> [SET EXERCISE] Restate the full set of records exactly, without adding or dropping a word.

> [RECORDED INFORMATION]
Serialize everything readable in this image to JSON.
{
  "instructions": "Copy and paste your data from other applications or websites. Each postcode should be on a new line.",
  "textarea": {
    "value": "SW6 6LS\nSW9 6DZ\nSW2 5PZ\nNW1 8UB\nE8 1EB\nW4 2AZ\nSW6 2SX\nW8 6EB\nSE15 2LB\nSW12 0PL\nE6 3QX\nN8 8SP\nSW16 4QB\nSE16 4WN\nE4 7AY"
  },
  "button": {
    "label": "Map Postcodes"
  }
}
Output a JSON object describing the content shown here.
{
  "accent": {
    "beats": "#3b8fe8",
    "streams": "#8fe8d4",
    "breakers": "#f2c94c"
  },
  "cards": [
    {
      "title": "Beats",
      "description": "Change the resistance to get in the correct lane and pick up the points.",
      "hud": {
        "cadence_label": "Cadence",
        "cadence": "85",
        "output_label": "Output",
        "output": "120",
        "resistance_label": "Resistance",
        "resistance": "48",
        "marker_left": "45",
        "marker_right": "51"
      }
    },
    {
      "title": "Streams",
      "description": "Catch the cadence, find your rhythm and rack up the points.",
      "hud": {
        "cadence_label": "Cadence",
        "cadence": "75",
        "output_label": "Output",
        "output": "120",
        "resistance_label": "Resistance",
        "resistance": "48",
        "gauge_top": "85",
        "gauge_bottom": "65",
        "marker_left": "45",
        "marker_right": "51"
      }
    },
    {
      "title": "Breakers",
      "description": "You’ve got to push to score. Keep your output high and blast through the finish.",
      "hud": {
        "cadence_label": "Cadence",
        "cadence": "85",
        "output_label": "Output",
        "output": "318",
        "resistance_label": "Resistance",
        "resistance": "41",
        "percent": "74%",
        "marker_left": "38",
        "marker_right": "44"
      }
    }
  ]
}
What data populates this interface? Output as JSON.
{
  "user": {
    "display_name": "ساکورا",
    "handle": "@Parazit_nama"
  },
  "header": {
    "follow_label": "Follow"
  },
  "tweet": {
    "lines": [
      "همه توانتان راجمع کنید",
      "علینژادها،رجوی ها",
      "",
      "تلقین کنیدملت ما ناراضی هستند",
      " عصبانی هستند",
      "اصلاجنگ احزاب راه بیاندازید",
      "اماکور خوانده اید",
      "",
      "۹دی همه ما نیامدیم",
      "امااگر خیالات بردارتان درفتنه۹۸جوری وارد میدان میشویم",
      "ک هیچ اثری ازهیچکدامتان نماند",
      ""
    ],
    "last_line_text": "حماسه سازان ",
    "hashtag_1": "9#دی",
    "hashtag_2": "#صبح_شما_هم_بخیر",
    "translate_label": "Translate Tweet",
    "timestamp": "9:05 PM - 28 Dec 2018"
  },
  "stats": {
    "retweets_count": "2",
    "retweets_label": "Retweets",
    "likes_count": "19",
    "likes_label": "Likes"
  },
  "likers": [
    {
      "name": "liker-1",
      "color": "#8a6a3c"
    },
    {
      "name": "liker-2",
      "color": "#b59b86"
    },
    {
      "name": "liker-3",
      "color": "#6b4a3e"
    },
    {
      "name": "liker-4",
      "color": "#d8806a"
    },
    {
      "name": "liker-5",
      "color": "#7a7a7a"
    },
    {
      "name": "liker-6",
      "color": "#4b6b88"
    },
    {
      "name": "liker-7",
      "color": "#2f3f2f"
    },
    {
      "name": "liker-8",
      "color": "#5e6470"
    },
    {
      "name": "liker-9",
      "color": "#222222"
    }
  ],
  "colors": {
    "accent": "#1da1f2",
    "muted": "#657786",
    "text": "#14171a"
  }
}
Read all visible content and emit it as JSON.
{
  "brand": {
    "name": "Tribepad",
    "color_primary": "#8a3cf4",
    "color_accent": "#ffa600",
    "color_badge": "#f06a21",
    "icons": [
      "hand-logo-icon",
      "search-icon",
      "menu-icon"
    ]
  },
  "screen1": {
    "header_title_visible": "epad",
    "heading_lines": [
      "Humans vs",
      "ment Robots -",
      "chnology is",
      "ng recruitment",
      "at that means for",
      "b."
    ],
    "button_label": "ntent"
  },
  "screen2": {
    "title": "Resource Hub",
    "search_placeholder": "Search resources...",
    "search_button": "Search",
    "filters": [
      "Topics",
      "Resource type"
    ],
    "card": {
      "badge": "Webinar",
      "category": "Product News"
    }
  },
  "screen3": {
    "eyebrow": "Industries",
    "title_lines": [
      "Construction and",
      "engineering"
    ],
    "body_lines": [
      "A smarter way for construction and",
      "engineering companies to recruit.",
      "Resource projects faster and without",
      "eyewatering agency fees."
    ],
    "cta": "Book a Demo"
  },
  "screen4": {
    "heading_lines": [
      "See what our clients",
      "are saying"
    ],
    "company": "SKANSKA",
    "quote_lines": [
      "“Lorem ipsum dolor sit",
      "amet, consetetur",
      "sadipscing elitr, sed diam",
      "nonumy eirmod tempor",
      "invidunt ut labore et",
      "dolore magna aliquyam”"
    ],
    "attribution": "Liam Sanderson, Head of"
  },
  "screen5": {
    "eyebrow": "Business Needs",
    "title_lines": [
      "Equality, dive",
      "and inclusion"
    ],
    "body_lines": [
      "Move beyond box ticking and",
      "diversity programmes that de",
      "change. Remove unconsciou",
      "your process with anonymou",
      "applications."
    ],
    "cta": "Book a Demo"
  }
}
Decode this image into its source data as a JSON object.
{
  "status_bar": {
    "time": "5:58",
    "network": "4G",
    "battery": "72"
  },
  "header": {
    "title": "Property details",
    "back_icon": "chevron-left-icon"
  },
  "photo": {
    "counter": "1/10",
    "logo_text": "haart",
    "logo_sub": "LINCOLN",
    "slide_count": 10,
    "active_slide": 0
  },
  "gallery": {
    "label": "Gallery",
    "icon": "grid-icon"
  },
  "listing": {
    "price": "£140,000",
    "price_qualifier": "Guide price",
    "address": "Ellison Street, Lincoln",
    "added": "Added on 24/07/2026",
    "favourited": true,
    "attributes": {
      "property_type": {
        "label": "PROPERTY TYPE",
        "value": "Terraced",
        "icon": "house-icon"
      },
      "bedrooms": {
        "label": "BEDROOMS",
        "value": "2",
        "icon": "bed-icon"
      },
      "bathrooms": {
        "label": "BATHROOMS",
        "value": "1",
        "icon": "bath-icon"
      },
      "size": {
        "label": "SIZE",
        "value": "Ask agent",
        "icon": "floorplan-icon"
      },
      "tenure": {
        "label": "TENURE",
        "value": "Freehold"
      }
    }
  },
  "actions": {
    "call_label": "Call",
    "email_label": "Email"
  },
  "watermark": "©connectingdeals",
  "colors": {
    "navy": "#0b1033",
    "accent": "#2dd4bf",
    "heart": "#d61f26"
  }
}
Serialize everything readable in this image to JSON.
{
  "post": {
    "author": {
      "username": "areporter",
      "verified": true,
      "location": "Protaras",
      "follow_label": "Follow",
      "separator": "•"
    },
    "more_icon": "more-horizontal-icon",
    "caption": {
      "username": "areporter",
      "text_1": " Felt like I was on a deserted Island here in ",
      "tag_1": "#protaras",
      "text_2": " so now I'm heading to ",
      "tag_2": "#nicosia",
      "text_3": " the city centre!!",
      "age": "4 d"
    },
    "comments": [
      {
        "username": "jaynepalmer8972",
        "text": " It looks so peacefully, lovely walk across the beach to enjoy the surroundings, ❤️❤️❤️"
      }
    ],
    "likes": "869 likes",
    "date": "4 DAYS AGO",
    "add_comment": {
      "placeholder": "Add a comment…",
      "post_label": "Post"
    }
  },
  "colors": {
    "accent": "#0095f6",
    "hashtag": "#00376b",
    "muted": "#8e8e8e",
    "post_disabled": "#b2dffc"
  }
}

> [RESPONSE]
Serialize everything readable in this image to JSON.
{
  "instructions": "Copy and paste your data from other applications or websites. Each postcode should be on a new line.",
  "textarea": {
    "value": "SW6 6LS\nSW9 6DZ\nSW2 5PZ\nNW1 8UB\nE8 1EB\nW4 2AZ\nSW6 2SX\nW8 6EB\nSE15 2LB\nSW12 0PL\nE6 3QX\nN8 8SP\nSW16 4QB\nSE16 4WN\nE4 7AY"
  },
  "button": {
    "label": "Map Postcodes"
  }
}
Output a JSON object describing the content shown here.
{
  "accent": {
    "beats": "#3b8fe8",
    "streams": "#8fe8d4",
    "breakers": "#f2c94c"
  },
  "cards": [
    {
      "title": "Beats",
      "description": "Change the resistance to get in the correct lane and pick up the points.",
      "hud": {
        "cadence_label": "Cadence",
        "cadence": "85",
        "output_label": "Output",
        "output": "120",
        "resistance_label": "Resistance",
        "resistance": "48",
        "marker_left": "45",
        "marker_right": "51"
      }
    },
    {
      "title": "Streams",
      "description": "Catch the cadence, find your rhythm and rack up the points.",
      "hud": {
        "cadence_label": "Cadence",
        "cadence": "75",
        "output_label": "Output",
        "output": "120",
        "resistance_label": "Resistance",
        "resistance": "48",
        "gauge_top": "85",
        "gauge_bottom": "65",
        "marker_left": "45",
        "marker_right": "51"
      }
    },
    {
      "title": "Breakers",
      "description": "You’ve got to push to score. Keep your output high and blast through the finish.",
      "hud": {
        "cadence_label": "Cadence",
        "cadence": "85",
        "output_label": "Output",
        "output": "318",
        "resistance_label": "Resistance",
        "resistance": "41",
        "percent": "74%",
        "marker_left": "38",
        "marker_right": "44"
      }
    }
  ]
}
What data populates this interface? Output as JSON.
{
  "user": {
    "display_name": "ساکورا",
    "handle": "@Parazit_nama"
  },
  "header": {
    "follow_label": "Follow"
  },
  "tweet": {
    "lines": [
      "همه توانتان راجمع کنید",
      "علینژادها،رجوی ها",
      "",
      "تلقین کنیدملت ما ناراضی هستند",
      " عصبانی هستند",
      "اصلاجنگ احزاب راه بیاندازید",
      "اماکور خوانده اید",
      "",
      "۹دی همه ما نیامدیم",
      "امااگر خیالات بردارتان درفتنه۹۸جوری وارد میدان میشویم",
      "ک هیچ اثری ازهیچکدامتان نماند",
      ""
    ],
    "last_line_text": "حماسه سازان ",
    "hashtag_1": "9#دی",
    "hashtag_2": "#صبح_شما_هم_بخیر",
    "translate_label": "Translate Tweet",
    "timestamp": "9:05 PM - 28 Dec 2018"
  },
  "stats": {
    "retweets_count": "2",
    "retweets_label": "Retweets",
    "likes_count": "19",
    "likes_label": "Likes"
  },
  "likers": [
    {
      "name": "liker-1",
      "color": "#8a6a3c"
    },
    {
      "name": "liker-2",
      "color": "#b59b86"
    },
    {
      "name": "liker-3",
      "color": "#6b4a3e"
    },
    {
      "name": "liker-4",
      "color": "#d8806a"
    },
    {
      "name": "liker-5",
      "color": "#7a7a7a"
    },
    {
      "name": "liker-6",
      "color": "#4b6b88"
    },
    {
      "name": "liker-7",
      "color": "#2f3f2f"
    },
    {
      "name": "liker-8",
      "color": "#5e6470"
    },
    {
      "name": "liker-9",
      "color": "#222222"
    }
  ],
  "colors": {
    "accent": "#1da1f2",
    "muted": "#657786",
    "text": "#14171a"
  }
}
Read all visible content and emit it as JSON.
{
  "brand": {
    "name": "Tribepad",
    "color_primary": "#8a3cf4",
    "color_accent": "#ffa600",
    "color_badge": "#f06a21",
    "icons": [
      "hand-logo-icon",
      "search-icon",
      "menu-icon"
    ]
  },
  "screen1": {
    "header_title_visible": "epad",
    "heading_lines": [
      "Humans vs",
      "ment Robots -",
      "chnology is",
      "ng recruitment",
      "at that means for",
      "b."
    ],
    "button_label": "ntent"
  },
  "screen2": {
    "title": "Resource Hub",
    "search_placeholder": "Search resources...",
    "search_button": "Search",
    "filters": [
      "Topics",
      "Resource type"
    ],
    "card": {
      "badge": "Webinar",
      "category": "Product News"
    }
  },
  "screen3": {
    "eyebrow": "Industries",
    "title_lines": [
      "Construction and",
      "engineering"
    ],
    "body_lines": [
      "A smarter way for construction and",
      "engineering companies to recruit.",
      "Resource projects faster and without",
      "eyewatering agency fees."
    ],
    "cta": "Book a Demo"
  },
  "screen4": {
    "heading_lines": [
      "See what our clients",
      "are saying"
    ],
    "company": "SKANSKA",
    "quote_lines": [
      "“Lorem ipsum dolor sit",
      "amet, consetetur",
      "sadipscing elitr, sed diam",
      "nonumy eirmod tempor",
      "invidunt ut labore et",
      "dolore magna aliquyam”"
    ],
    "attribution": "Liam Sanderson, Head of"
  },
  "screen5": {
    "eyebrow": "Business Needs",
    "title_lines": [
      "Equality, dive",
      "and inclusion"
    ],
    "body_lines": [
      "Move beyond box ticking and",
      "diversity programmes that de",
      "change. Remove unconsciou",
      "your process with anonymou",
      "applications."
    ],
    "cta": "Book a Demo"
  }
}
Decode this image into its source data as a JSON object.
{
  "status_bar": {
    "time": "5:58",
    "network": "4G",
    "battery": "72"
  },
  "header": {
    "title": "Property details",
    "back_icon": "chevron-left-icon"
  },
  "photo": {
    "counter": "1/10",
    "logo_text": "haart",
    "logo_sub": "LINCOLN",
    "slide_count": 10,
    "active_slide": 0
  },
  "gallery": {
    "label": "Gallery",
    "icon": "grid-icon"
  },
  "listing": {
    "price": "£140,000",
    "price_qualifier": "Guide price",
    "address": "Ellison Street, Lincoln",
    "added": "Added on 24/07/2026",
    "favourited": true,
    "attributes": {
      "property_type": {
        "label": "PROPERTY TYPE",
        "value": "Terraced",
        "icon": "house-icon"
      },
      "bedrooms": {
        "label": "BEDROOMS",
        "value": "2",
        "icon": "bed-icon"
      },
      "bathrooms": {
        "label": "BATHROOMS",
        "value": "1",
        "icon": "bath-icon"
      },
      "size": {
        "label": "SIZE",
        "value": "Ask agent",
        "icon": "floorplan-icon"
      },
      "tenure": {
        "label": "TENURE",
        "value": "Freehold"
      }
    }
  },
  "actions": {
    "call_label": "Call",
    "email_label": "Email"
  },
  "watermark": "©connectingdeals",
  "colors": {
    "navy": "#0b1033",
    "accent": "#2dd4bf",
    "heart": "#d61f26"
  }
}
Serialize everything readable in this image to JSON.
{
  "post": {
    "author": {
      "username": "areporter",
      "verified": true,
      "location": "Protaras",
      "follow_label": "Follow",
      "separator": "•"
    },
    "more_icon": "more-horizontal-icon",
    "caption": {
      "username": "areporter",
      "text_1": " Felt like I was on a deserted Island here in ",
      "tag_1": "#protaras",
      "text_2": " so now I'm heading to ",
      "tag_2": "#nicosia",
      "text_3": " the city centre!!",
      "age": "4 d"
    },
    "comments": [
      {
        "username": "jaynepalmer8972",
        "text": " It looks so peacefully, lovely walk across the beach to enjoy the surroundings, ❤️❤️❤️"
      }
    ],
    "likes": "869 likes",
    "date": "4 DAYS AGO",
    "add_comment": {
      "placeholder": "Add a comment…",
      "post_label": "Post"
    }
  },
  "colors": {
    "accent": "#0095f6",
    "hashtag": "#00376b",
    "muted": "#8e8e8e",
    "post_disabled": "#b2dffc"
  }
}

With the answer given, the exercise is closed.